■ **Objective**:
Please quote the material exactly, every line of it.

■ **Provided data**:
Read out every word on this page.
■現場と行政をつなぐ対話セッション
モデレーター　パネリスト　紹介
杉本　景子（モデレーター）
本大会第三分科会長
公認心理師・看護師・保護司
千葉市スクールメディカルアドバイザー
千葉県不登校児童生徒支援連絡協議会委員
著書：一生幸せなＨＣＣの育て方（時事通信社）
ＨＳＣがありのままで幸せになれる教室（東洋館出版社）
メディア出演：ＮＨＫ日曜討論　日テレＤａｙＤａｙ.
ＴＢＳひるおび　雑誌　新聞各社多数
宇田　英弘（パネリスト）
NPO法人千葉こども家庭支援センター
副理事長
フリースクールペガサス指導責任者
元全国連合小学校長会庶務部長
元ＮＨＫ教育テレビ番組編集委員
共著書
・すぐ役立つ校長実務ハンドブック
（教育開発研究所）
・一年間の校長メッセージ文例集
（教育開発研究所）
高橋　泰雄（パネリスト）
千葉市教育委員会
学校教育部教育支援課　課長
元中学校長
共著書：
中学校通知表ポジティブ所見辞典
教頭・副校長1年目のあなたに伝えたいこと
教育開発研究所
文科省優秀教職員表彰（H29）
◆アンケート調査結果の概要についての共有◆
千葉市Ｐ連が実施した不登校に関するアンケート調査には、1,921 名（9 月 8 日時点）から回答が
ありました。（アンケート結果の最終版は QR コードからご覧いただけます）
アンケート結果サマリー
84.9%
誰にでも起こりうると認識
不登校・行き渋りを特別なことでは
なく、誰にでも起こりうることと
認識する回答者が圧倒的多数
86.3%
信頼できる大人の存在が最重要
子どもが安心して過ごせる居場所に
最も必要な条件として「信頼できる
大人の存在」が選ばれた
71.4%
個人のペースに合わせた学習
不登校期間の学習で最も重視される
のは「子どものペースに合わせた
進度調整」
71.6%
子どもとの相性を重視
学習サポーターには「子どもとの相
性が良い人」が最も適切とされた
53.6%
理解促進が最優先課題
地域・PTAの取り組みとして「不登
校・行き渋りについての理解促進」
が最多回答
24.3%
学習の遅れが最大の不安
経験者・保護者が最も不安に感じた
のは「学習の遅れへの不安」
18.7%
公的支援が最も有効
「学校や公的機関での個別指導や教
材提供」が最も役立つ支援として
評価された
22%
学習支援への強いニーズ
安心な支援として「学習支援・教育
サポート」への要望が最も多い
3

■ **Complete answer**:
Read out every word on this page.
■現場と行政をつなぐ対話セッション
モデレーター　パネリスト　紹介
杉本　景子（モデレーター）
本大会第三分科会長
公認心理師・看護師・保護司
千葉市スクールメディカルアドバイザー
千葉県不登校児童生徒支援連絡協議会委員
著書：一生幸せなＨＣＣの育て方（時事通信社）
ＨＳＣがありのままで幸せになれる教室（東洋館出版社）
メディア出演：ＮＨＫ日曜討論　日テレＤａｙＤａｙ.
ＴＢＳひるおび　雑誌　新聞各社多数
宇田　英弘（パネリスト）
NPO法人千葉こども家庭支援センター
副理事長
フリースクールペガサス指導責任者
元全国連合小学校長会庶務部長
元ＮＨＫ教育テレビ番組編集委員
共著書
・すぐ役立つ校長実務ハンドブック
（教育開発研究所）
・一年間の校長メッセージ文例集
（教育開発研究所）
高橋　泰雄（パネリスト）
千葉市教育委員会
学校教育部教育支援課　課長
元中学校長
共著書：
中学校通知表ポジティブ所見辞典
教頭・副校長1年目のあなたに伝えたいこと
教育開発研究所
文科省優秀教職員表彰（H29）
◆アンケート調査結果の概要についての共有◆
千葉市Ｐ連が実施した不登校に関するアンケート調査には、1,921 名（9 月 8 日時点）から回答が
ありました。（アンケート結果の最終版は QR コードからご覧いただけます）
アンケート結果サマリー
84.9%
誰にでも起こりうると認識
不登校・行き渋りを特別なことでは
なく、誰にでも起こりうることと
認識する回答者が圧倒的多数
86.3%
信頼できる大人の存在が最重要
子どもが安心して過ごせる居場所に
最も必要な条件として「信頼できる
大人の存在」が選ばれた
71.4%
個人のペースに合わせた学習
不登校期間の学習で最も重視される
のは「子どものペースに合わせた
進度調整」
71.6%
子どもとの相性を重視
学習サポーターには「子どもとの相
性が良い人」が最も適切とされた
53.6%
理解促進が最優先課題
地域・PTAの取り組みとして「不登
校・行き渋りについての理解促進」
が最多回答
24.3%
学習の遅れが最大の不安
経験者・保護者が最も不安に感じた
のは「学習の遅れへの不安」
18.7%
公的支援が最も有効
「学校や公的機関での個別指導や教
材提供」が最も役立つ支援として
評価された
22%
学習支援への強いニーズ
安心な支援として「学習支援・教育
サポート」への要望が最も多い
3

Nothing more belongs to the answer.